▸ Task inputs:
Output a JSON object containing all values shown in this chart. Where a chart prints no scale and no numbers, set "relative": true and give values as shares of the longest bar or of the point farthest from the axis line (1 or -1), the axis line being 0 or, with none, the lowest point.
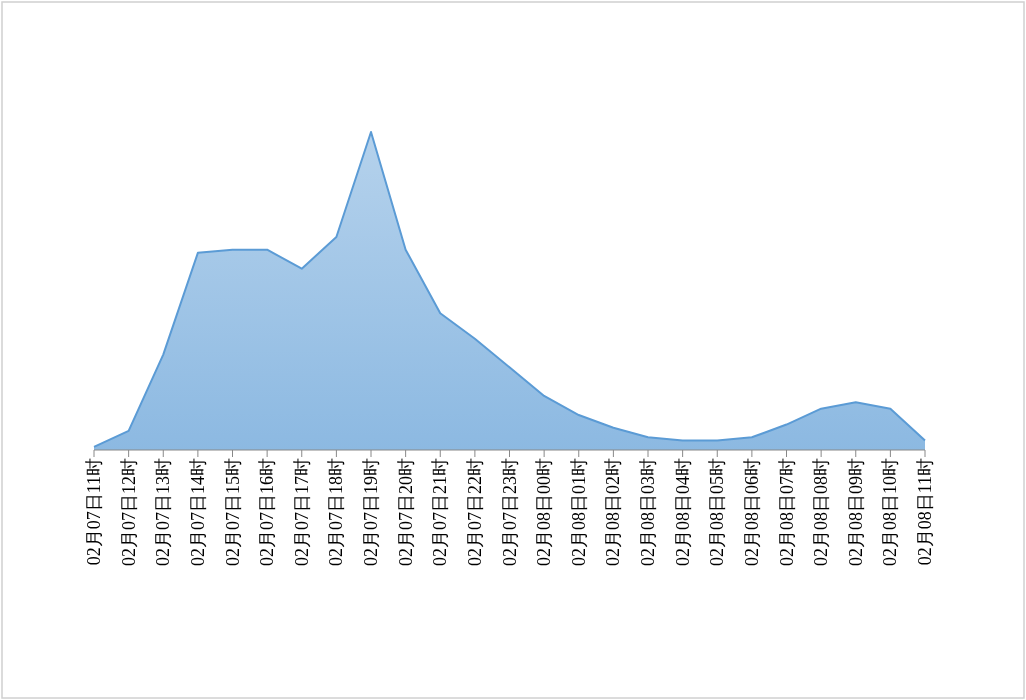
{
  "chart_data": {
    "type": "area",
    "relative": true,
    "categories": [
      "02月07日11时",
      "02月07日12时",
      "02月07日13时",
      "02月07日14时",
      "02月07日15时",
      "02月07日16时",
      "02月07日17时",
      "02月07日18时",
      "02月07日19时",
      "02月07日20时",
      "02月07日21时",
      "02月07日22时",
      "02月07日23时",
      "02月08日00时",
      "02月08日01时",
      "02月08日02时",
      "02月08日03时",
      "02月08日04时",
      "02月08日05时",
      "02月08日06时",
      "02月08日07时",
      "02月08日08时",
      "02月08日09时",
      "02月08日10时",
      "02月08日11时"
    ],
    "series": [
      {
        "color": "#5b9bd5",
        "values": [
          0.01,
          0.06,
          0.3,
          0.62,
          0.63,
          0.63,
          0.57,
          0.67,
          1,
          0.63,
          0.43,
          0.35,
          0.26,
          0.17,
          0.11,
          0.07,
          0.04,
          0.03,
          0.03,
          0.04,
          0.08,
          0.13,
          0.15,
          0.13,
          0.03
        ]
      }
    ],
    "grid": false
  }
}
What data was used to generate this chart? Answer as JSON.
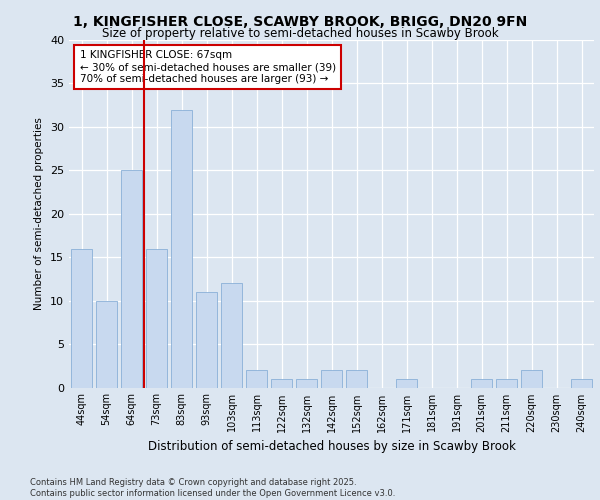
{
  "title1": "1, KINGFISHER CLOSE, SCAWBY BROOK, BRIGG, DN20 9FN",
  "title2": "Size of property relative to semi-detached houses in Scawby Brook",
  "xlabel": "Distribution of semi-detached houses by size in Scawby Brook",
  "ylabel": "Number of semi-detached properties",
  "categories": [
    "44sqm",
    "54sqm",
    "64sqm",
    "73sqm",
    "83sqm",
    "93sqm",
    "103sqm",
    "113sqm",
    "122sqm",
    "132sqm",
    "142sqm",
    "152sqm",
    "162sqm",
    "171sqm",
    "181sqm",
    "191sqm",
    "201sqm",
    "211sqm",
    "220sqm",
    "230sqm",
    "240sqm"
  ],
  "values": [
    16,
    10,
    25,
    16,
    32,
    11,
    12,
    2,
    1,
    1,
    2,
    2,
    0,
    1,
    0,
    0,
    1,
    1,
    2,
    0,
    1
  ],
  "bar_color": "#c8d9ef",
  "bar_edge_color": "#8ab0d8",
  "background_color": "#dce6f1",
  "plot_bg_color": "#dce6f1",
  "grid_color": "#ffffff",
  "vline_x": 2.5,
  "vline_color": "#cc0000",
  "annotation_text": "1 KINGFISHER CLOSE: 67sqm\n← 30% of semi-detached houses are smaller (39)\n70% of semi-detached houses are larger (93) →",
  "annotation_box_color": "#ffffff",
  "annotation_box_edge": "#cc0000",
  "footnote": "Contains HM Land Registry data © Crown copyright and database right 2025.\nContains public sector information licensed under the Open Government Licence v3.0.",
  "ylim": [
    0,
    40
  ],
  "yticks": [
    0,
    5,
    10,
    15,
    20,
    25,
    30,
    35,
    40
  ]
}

▸ Challenge: Gather each line of the listing that holds the string "true".

▸ Answer to this task:
Output a JSON object containing all values shown in this chart. Where a chart prints no scale and no numbers, set "relative": true and give values as shares of the longest bar or of the point farthest from the axis line (1 or -1), the axis line being 0 or, with none, the lowest point.
    "relative": true,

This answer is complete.